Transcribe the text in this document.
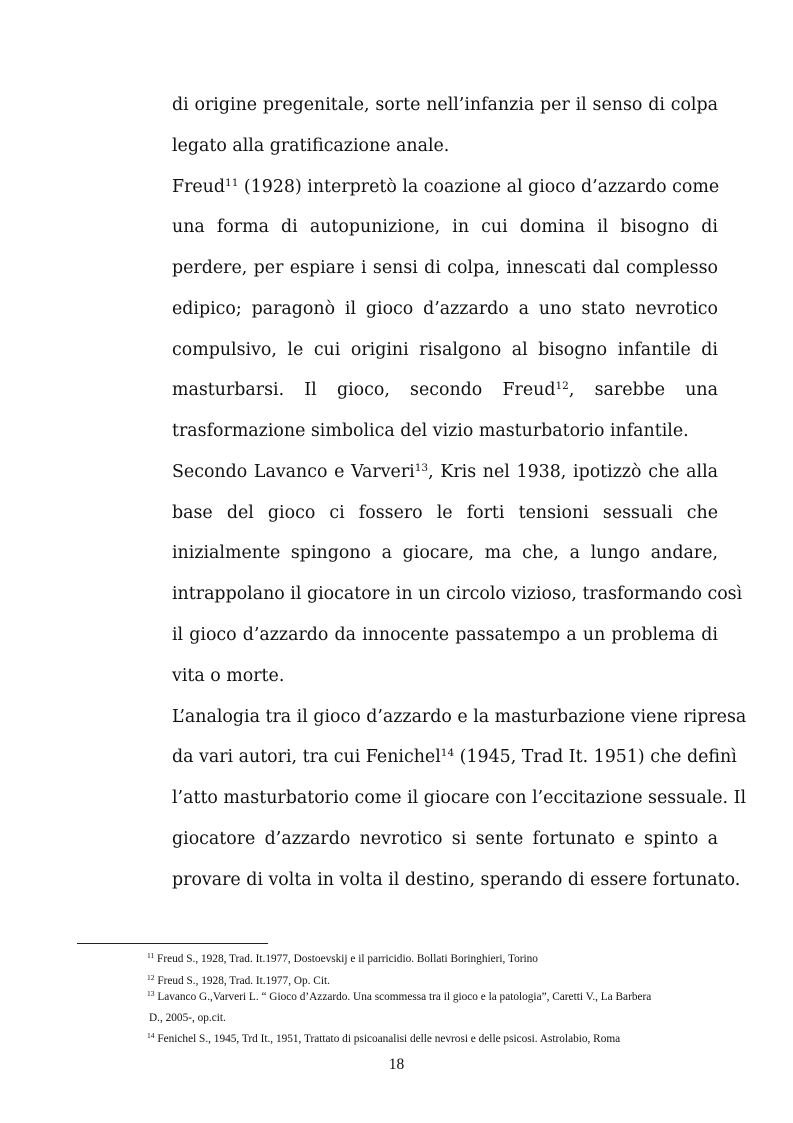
di origine pregenitale, sorte nell’infanzia per il senso di colpa
legato alla gratificazione anale.
Freud$^{11}$ (1928) interpretò la coazione al gioco d’azzardo come
una forma di autopunizione, in cui domina il bisogno di
perdere, per espiare i sensi di colpa, innescati dal complesso
edipico; paragonò il gioco d’azzardo a uno stato nevrotico
compulsivo, le cui origini risalgono al bisogno infantile di
masturbarsi. Il gioco, secondo Freud$^{12}$, sarebbe una
trasformazione simbolica del vizio masturbatorio infantile.
Secondo Lavanco e Varveri$^{13}$, Kris nel 1938, ipotizzò che alla
base del gioco ci fossero le forti tensioni sessuali che
inizialmente spingono a giocare, ma che, a lungo andare,
intrappolano il giocatore in un circolo vizioso, trasformando così
il gioco d’azzardo da innocente passatempo a un problema di
vita o morte.
L’analogia tra il gioco d’azzardo e la masturbazione viene ripresa
da vari autori, tra cui Fenichel$^{14}$ (1945, Trad It. 1951) che definì
l’atto masturbatorio come il giocare con l’eccitazione sessuale. Il
giocatore d’azzardo nevrotico si sente fortunato e spinto a
provare di volta in volta il destino, sperando di essere fortunato.
$^{11}$ Freud S., 1928, Trad. It.1977, Dostoevskij e il parricidio. Bollati Boringhieri, Torino
$^{12}$ Freud S., 1928, Trad. It.1977, Op. Cit.
$^{13}$ Lavanco G.,Varveri L. “ Gioco d’Azzardo. Una scommessa tra il gioco e la patologia”, Caretti V., La Barbera
D., 2005-, op.cit.
$^{14}$ Fenichel S., 1945, Trd It., 1951, Trattato di psicoanalisi delle nevrosi e delle psicosi. Astrolabio, Roma
18
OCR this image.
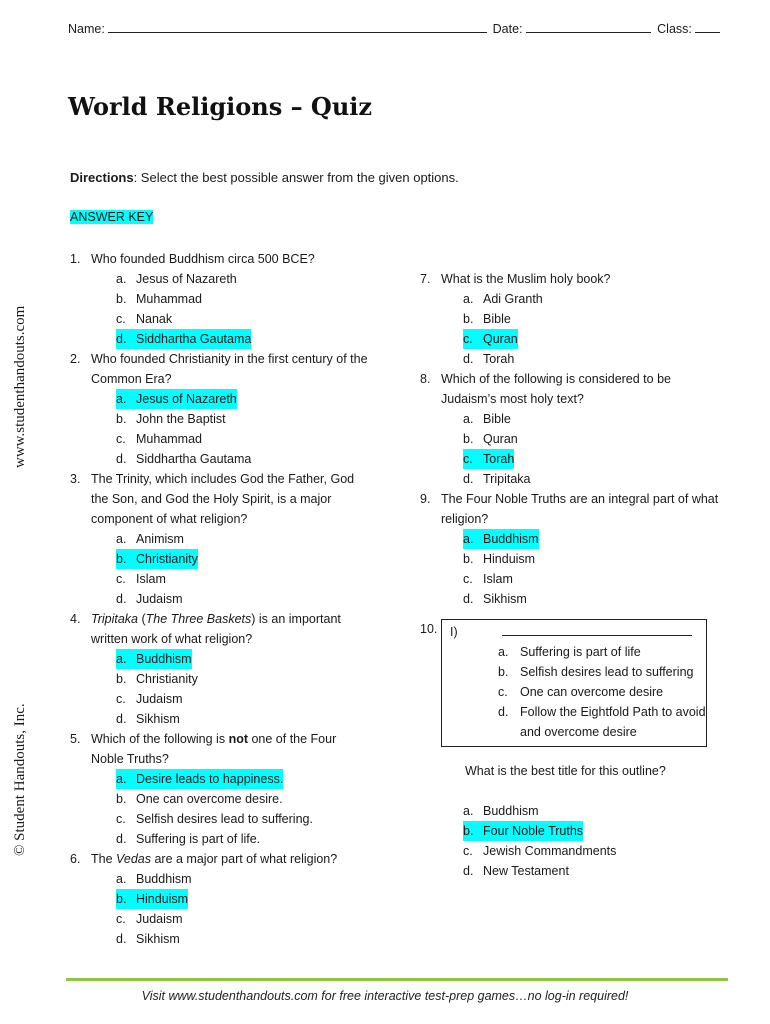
Name:	Date:	Class:
World Religions – Quiz
Directions: Select the best possible answer from the given options.
ANSWER KEY
www.studenthandouts.com
© Student Handouts, Inc.
1. Who founded Buddhism circa 500 BCE?
a. Jesus of Nazareth
b. Muhammad
c. Nanak
d. Siddhartha Gautama
2. Who founded Christianity in the first century of the Common Era?
a. Jesus of Nazareth
b. John the Baptist
c. Muhammad
d. Siddhartha Gautama
3. The Trinity, which includes God the Father, God the Son, and God the Holy Spirit, is a major component of what religion?
a. Animism
b. Christianity
c. Islam
d. Judaism
4. Tripitaka (The Three Baskets) is an important written work of what religion?
a. Buddhism
b. Christianity
c. Judaism
d. Sikhism
5. Which of the following is not one of the Four Noble Truths?
a. Desire leads to happiness.
b. One can overcome desire.
c. Selfish desires lead to suffering.
d. Suffering is part of life.
6. The Vedas are a major part of what religion?
a. Buddhism
b. Hinduism
c. Judaism
d. Sikhism
7. What is the Muslim holy book?
a. Adi Granth
b. Bible
c. Quran
d. Torah
8. Which of the following is considered to be Judaism’s most holy text?
a. Bible
b. Quran
c. Torah
d. Tripitaka
9. The Four Noble Truths are an integral part of what religion?
a. Buddhism
b. Hinduism
c. Islam
d. Sikhism
10. I)
a. Suffering is part of life
b. Selfish desires lead to suffering
c. One can overcome desire
d. Follow the Eightfold Path to avoid and overcome desire
What is the best title for this outline?
a. Buddhism
b. Four Noble Truths
c. Jewish Commandments
d. New Testament
Visit www.studenthandouts.com for free interactive test-prep games…no log-in required!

────────────────

» Exercise goal: Copy all the lines of data exactly as they appear, dropping any images.

» Solution to the exercise:
Transcribe the text in this document.
di origine pregenitale, sorte nell’infanzia per il senso di colpa
legato alla gratificazione anale.
Freud$^{11}$ (1928) interpretò la coazione al gioco d’azzardo come
una forma di autopunizione, in cui domina il bisogno di
perdere, per espiare i sensi di colpa, innescati dal complesso
edipico; paragonò il gioco d’azzardo a uno stato nevrotico
compulsivo, le cui origini risalgono al bisogno infantile di
masturbarsi. Il gioco, secondo Freud$^{12}$, sarebbe una
trasformazione simbolica del vizio masturbatorio infantile.
Secondo Lavanco e Varveri$^{13}$, Kris nel 1938, ipotizzò che alla
base del gioco ci fossero le forti tensioni sessuali che
inizialmente spingono a giocare, ma che, a lungo andare,
intrappolano il giocatore in un circolo vizioso, trasformando così
il gioco d’azzardo da innocente passatempo a un problema di
vita o morte.
L’analogia tra il gioco d’azzardo e la masturbazione viene ripresa
da vari autori, tra cui Fenichel$^{14}$ (1945, Trad It. 1951) che definì
l’atto masturbatorio come il giocare con l’eccitazione sessuale. Il
giocatore d’azzardo nevrotico si sente fortunato e spinto a
provare di volta in volta il destino, sperando di essere fortunato.
$^{11}$ Freud S., 1928, Trad. It.1977, Dostoevskij e il parricidio. Bollati Boringhieri, Torino
$^{12}$ Freud S., 1928, Trad. It.1977, Op. Cit.
$^{13}$ Lavanco G.,Varveri L. “ Gioco d’Azzardo. Una scommessa tra il gioco e la patologia”, Caretti V., La Barbera
D., 2005-, op.cit.
$^{14}$ Fenichel S., 1945, Trd It., 1951, Trattato di psicoanalisi delle nevrosi e delle psicosi. Astrolabio, Roma
18
OCR this image.
Name:	Date:	Class:
World Religions – Quiz
Directions: Select the best possible answer from the given options.
ANSWER KEY
www.studenthandouts.com
© Student Handouts, Inc.
1. Who founded Buddhism circa 500 BCE?
a. Jesus of Nazareth
b. Muhammad
c. Nanak
d. Siddhartha Gautama
2. Who founded Christianity in the first century of the Common Era?
a. Jesus of Nazareth
b. John the Baptist
c. Muhammad
d. Siddhartha Gautama
3. The Trinity, which includes God the Father, God the Son, and God the Holy Spirit, is a major component of what religion?
a. Animism
b. Christianity
c. Islam
d. Judaism
4. Tripitaka (The Three Baskets) is an important written work of what religion?
a. Buddhism
b. Christianity
c. Judaism
d. Sikhism
5. Which of the following is not one of the Four Noble Truths?
a. Desire leads to happiness.
b. One can overcome desire.
c. Selfish desires lead to suffering.
d. Suffering is part of life.
6. The Vedas are a major part of what religion?
a. Buddhism
b. Hinduism
c. Judaism
d. Sikhism
7. What is the Muslim holy book?
a. Adi Granth
b. Bible
c. Quran
d. Torah
8. Which of the following is considered to be Judaism’s most holy text?
a. Bible
b. Quran
c. Torah
d. Tripitaka
9. The Four Noble Truths are an integral part of what religion?
a. Buddhism
b. Hinduism
c. Islam
d. Sikhism
10. I)
a. Suffering is part of life
b. Selfish desires lead to suffering
c. One can overcome desire
d. Follow the Eightfold Path to avoid and overcome desire
What is the best title for this outline?
a. Buddhism
b. Four Noble Truths
c. Jewish Commandments
d. New Testament
Visit www.studenthandouts.com for free interactive test-prep games…no log-in required!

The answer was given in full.